▸ **What you will do**:
Reproduce all the entries exactly.

-- begin --

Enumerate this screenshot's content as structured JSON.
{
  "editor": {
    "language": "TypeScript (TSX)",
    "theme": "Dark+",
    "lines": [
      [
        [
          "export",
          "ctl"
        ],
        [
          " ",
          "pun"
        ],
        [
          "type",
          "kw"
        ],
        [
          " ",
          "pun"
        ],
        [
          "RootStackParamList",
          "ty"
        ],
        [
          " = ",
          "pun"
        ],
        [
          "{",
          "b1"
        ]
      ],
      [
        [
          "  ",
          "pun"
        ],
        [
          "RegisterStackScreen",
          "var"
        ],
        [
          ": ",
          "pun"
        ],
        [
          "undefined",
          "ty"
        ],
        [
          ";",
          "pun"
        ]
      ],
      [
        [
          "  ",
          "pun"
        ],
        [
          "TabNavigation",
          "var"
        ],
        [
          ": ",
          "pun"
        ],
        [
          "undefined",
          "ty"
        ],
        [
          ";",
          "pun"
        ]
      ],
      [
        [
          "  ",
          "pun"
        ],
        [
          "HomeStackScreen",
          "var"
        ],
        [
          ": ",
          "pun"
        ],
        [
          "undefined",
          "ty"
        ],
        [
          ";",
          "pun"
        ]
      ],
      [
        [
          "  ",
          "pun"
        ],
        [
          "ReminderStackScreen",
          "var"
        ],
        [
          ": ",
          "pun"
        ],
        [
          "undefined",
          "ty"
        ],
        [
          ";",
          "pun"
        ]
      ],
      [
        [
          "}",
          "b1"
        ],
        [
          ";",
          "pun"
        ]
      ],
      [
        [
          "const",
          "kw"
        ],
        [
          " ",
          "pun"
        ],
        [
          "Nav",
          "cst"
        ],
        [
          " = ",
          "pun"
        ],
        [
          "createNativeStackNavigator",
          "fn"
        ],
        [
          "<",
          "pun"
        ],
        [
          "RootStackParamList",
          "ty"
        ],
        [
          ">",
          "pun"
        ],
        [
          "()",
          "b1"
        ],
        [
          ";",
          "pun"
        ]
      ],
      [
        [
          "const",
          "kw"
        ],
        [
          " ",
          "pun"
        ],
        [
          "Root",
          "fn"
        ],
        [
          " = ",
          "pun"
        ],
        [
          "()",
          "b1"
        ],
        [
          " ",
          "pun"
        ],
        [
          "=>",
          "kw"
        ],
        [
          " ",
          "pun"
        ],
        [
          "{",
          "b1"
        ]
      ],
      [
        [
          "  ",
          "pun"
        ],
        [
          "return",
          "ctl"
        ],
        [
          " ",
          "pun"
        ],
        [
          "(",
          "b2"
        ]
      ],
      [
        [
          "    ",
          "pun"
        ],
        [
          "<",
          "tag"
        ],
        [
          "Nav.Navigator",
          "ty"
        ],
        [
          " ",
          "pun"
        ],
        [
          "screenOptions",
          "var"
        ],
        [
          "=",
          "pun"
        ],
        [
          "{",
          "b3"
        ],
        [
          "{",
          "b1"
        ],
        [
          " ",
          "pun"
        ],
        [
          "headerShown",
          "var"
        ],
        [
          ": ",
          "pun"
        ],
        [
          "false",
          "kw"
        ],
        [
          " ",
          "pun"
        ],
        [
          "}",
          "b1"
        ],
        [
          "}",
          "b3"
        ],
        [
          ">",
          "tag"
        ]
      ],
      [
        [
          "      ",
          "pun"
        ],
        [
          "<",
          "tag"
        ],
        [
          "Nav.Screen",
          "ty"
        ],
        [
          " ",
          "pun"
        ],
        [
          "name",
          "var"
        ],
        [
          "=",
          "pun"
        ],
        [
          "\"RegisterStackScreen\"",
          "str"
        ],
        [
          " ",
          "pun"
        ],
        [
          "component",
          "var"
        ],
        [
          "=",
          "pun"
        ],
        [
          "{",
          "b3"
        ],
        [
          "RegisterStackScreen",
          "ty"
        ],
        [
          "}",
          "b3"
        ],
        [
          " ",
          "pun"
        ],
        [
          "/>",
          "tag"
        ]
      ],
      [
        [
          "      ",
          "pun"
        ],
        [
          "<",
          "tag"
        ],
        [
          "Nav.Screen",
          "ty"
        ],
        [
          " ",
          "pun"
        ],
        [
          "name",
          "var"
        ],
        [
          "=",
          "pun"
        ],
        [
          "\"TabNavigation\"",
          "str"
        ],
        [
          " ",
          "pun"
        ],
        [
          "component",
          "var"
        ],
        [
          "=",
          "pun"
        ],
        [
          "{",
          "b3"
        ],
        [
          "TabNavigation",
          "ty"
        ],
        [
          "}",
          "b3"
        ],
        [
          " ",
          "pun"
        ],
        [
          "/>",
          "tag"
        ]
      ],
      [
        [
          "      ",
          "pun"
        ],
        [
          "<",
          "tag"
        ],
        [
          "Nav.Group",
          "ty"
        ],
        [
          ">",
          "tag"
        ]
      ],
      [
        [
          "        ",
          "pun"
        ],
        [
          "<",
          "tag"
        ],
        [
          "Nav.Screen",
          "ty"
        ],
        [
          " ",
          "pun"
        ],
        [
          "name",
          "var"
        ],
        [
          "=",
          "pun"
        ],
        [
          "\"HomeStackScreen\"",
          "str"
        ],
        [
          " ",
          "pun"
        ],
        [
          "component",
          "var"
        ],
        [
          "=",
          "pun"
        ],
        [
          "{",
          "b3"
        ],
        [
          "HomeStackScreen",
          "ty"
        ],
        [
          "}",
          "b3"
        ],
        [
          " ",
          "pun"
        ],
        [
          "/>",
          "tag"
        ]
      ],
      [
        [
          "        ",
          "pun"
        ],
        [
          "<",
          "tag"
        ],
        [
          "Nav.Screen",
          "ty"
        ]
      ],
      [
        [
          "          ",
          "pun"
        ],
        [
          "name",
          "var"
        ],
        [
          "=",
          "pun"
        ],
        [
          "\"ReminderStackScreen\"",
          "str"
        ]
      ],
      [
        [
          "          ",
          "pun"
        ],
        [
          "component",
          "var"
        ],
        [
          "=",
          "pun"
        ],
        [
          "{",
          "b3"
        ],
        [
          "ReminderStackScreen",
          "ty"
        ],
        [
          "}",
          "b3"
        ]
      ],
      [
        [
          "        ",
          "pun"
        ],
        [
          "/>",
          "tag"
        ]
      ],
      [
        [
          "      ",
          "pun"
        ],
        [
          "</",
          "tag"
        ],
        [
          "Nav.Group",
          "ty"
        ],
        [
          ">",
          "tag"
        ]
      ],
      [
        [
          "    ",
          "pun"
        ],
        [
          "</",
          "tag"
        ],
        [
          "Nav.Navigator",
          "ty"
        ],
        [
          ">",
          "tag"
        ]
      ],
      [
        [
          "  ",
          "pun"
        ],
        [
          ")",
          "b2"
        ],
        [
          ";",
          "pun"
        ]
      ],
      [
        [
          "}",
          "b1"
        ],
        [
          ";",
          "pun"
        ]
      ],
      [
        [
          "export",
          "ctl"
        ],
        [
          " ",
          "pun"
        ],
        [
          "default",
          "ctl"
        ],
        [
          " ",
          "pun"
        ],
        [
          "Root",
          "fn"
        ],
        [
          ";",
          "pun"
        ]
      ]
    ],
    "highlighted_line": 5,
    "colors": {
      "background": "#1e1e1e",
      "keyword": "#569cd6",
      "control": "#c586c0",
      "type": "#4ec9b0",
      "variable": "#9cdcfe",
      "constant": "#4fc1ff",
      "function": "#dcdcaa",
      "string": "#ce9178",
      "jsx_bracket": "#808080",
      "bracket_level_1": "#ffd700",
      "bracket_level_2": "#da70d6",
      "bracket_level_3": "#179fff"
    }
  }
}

-- end --

▸ **Answer to the task**:
Enumerate this screenshot's content as structured JSON.
{
  "editor": {
    "language": "TypeScript (TSX)",
    "theme": "Dark+",
    "lines": [
      [
        [
          "export",
          "ctl"
        ],
        [
          " ",
          "pun"
        ],
        [
          "type",
          "kw"
        ],
        [
          " ",
          "pun"
        ],
        [
          "RootStackParamList",
          "ty"
        ],
        [
          " = ",
          "pun"
        ],
        [
          "{",
          "b1"
        ]
      ],
      [
        [
          "  ",
          "pun"
        ],
        [
          "RegisterStackScreen",
          "var"
        ],
        [
          ": ",
          "pun"
        ],
        [
          "undefined",
          "ty"
        ],
        [
          ";",
          "pun"
        ]
      ],
      [
        [
          "  ",
          "pun"
        ],
        [
          "TabNavigation",
          "var"
        ],
        [
          ": ",
          "pun"
        ],
        [
          "undefined",
          "ty"
        ],
        [
          ";",
          "pun"
        ]
      ],
      [
        [
          "  ",
          "pun"
        ],
        [
          "HomeStackScreen",
          "var"
        ],
        [
          ": ",
          "pun"
        ],
        [
          "undefined",
          "ty"
        ],
        [
          ";",
          "pun"
        ]
      ],
      [
        [
          "  ",
          "pun"
        ],
        [
          "ReminderStackScreen",
          "var"
        ],
        [
          ": ",
          "pun"
        ],
        [
          "undefined",
          "ty"
        ],
        [
          ";",
          "pun"
        ]
      ],
      [
        [
          "}",
          "b1"
        ],
        [
          ";",
          "pun"
        ]
      ],
      [
        [
          "const",
          "kw"
        ],
        [
          " ",
          "pun"
        ],
        [
          "Nav",
          "cst"
        ],
        [
          " = ",
          "pun"
        ],
        [
          "createNativeStackNavigator",
          "fn"
        ],
        [
          "<",
          "pun"
        ],
        [
          "RootStackParamList",
          "ty"
        ],
        [
          ">",
          "pun"
        ],
        [
          "()",
          "b1"
        ],
        [
          ";",
          "pun"
        ]
      ],
      [
        [
          "const",
          "kw"
        ],
        [
          " ",
          "pun"
        ],
        [
          "Root",
          "fn"
        ],
        [
          " = ",
          "pun"
        ],
        [
          "()",
          "b1"
        ],
        [
          " ",
          "pun"
        ],
        [
          "=>",
          "kw"
        ],
        [
          " ",
          "pun"
        ],
        [
          "{",
          "b1"
        ]
      ],
      [
        [
          "  ",
          "pun"
        ],
        [
          "return",
          "ctl"
        ],
        [
          " ",
          "pun"
        ],
        [
          "(",
          "b2"
        ]
      ],
      [
        [
          "    ",
          "pun"
        ],
        [
          "<",
          "tag"
        ],
        [
          "Nav.Navigator",
          "ty"
        ],
        [
          " ",
          "pun"
        ],
        [
          "screenOptions",
          "var"
        ],
        [
          "=",
          "pun"
        ],
        [
          "{",
          "b3"
        ],
        [
          "{",
          "b1"
        ],
        [
          " ",
          "pun"
        ],
        [
          "headerShown",
          "var"
        ],
        [
          ": ",
          "pun"
        ],
        [
          "false",
          "kw"
        ],
        [
          " ",
          "pun"
        ],
        [
          "}",
          "b1"
        ],
        [
          "}",
          "b3"
        ],
        [
          ">",
          "tag"
        ]
      ],
      [
        [
          "      ",
          "pun"
        ],
        [
          "<",
          "tag"
        ],
        [
          "Nav.Screen",
          "ty"
        ],
        [
          " ",
          "pun"
        ],
        [
          "name",
          "var"
        ],
        [
          "=",
          "pun"
        ],
        [
          "\"RegisterStackScreen\"",
          "str"
        ],
        [
          " ",
          "pun"
        ],
        [
          "component",
          "var"
        ],
        [
          "=",
          "pun"
        ],
        [
          "{",
          "b3"
        ],
        [
          "RegisterStackScreen",
          "ty"
        ],
        [
          "}",
          "b3"
        ],
        [
          " ",
          "pun"
        ],
        [
          "/>",
          "tag"
        ]
      ],
      [
        [
          "      ",
          "pun"
        ],
        [
          "<",
          "tag"
        ],
        [
          "Nav.Screen",
          "ty"
        ],
        [
          " ",
          "pun"
        ],
        [
          "name",
          "var"
        ],
        [
          "=",
          "pun"
        ],
        [
          "\"TabNavigation\"",
          "str"
        ],
        [
          " ",
          "pun"
        ],
        [
          "component",
          "var"
        ],
        [
          "=",
          "pun"
        ],
        [
          "{",
          "b3"
        ],
        [
          "TabNavigation",
          "ty"
        ],
        [
          "}",
          "b3"
        ],
        [
          " ",
          "pun"
        ],
        [
          "/>",
          "tag"
        ]
      ],
      [
        [
          "      ",
          "pun"
        ],
        [
          "<",
          "tag"
        ],
        [
          "Nav.Group",
          "ty"
        ],
        [
          ">",
          "tag"
        ]
      ],
      [
        [
          "        ",
          "pun"
        ],
        [
          "<",
          "tag"
        ],
        [
          "Nav.Screen",
          "ty"
        ],
        [
          " ",
          "pun"
        ],
        [
          "name",
          "var"
        ],
        [
          "=",
          "pun"
        ],
        [
          "\"HomeStackScreen\"",
          "str"
        ],
        [
          " ",
          "pun"
        ],
        [
          "component",
          "var"
        ],
        [
          "=",
          "pun"
        ],
        [
          "{",
          "b3"
        ],
        [
          "HomeStackScreen",
          "ty"
        ],
        [
          "}",
          "b3"
        ],
        [
          " ",
          "pun"
        ],
        [
          "/>",
          "tag"
        ]
      ],
      [
        [
          "        ",
          "pun"
        ],
        [
          "<",
          "tag"
        ],
        [
          "Nav.Screen",
          "ty"
        ]
      ],
      [
        [
          "          ",
          "pun"
        ],
        [
          "name",
          "var"
        ],
        [
          "=",
          "pun"
        ],
        [
          "\"ReminderStackScreen\"",
          "str"
        ]
      ],
      [
        [
          "          ",
          "pun"
        ],
        [
          "component",
          "var"
        ],
        [
          "=",
          "pun"
        ],
        [
          "{",
          "b3"
        ],
        [
          "ReminderStackScreen",
          "ty"
        ],
        [
          "}",
          "b3"
        ]
      ],
      [
        [
          "        ",
          "pun"
        ],
        [
          "/>",
          "tag"
        ]
      ],
      [
        [
          "      ",
          "pun"
        ],
        [
          "</",
          "tag"
        ],
        [
          "Nav.Group",
          "ty"
        ],
        [
          ">",
          "tag"
        ]
      ],
      [
        [
          "    ",
          "pun"
        ],
        [
          "</",
          "tag"
        ],
        [
          "Nav.Navigator",
          "ty"
        ],
        [
          ">",
          "tag"
        ]
      ],
      [
        [
          "  ",
          "pun"
        ],
        [
          ")",
          "b2"
        ],
        [
          ";",
          "pun"
        ]
      ],
      [
        [
          "}",
          "b1"
        ],
        [
          ";",
          "pun"
        ]
      ],
      [
        [
          "export",
          "ctl"
        ],
        [
          " ",
          "pun"
        ],
        [
          "default",
          "ctl"
        ],
        [
          " ",
          "pun"
        ],
        [
          "Root",
          "fn"
        ],
        [
          ";",
          "pun"
        ]
      ]
    ],
    "highlighted_line": 5,
    "colors": {
      "background": "#1e1e1e",
      "keyword": "#569cd6",
      "control": "#c586c0",
      "type": "#4ec9b0",
      "variable": "#9cdcfe",
      "constant": "#4fc1ff",
      "function": "#dcdcaa",
      "string": "#ce9178",
      "jsx_bracket": "#808080",
      "bracket_level_1": "#ffd700",
      "bracket_level_2": "#da70d6",
      "bracket_level_3": "#179fff"
    }
  }
}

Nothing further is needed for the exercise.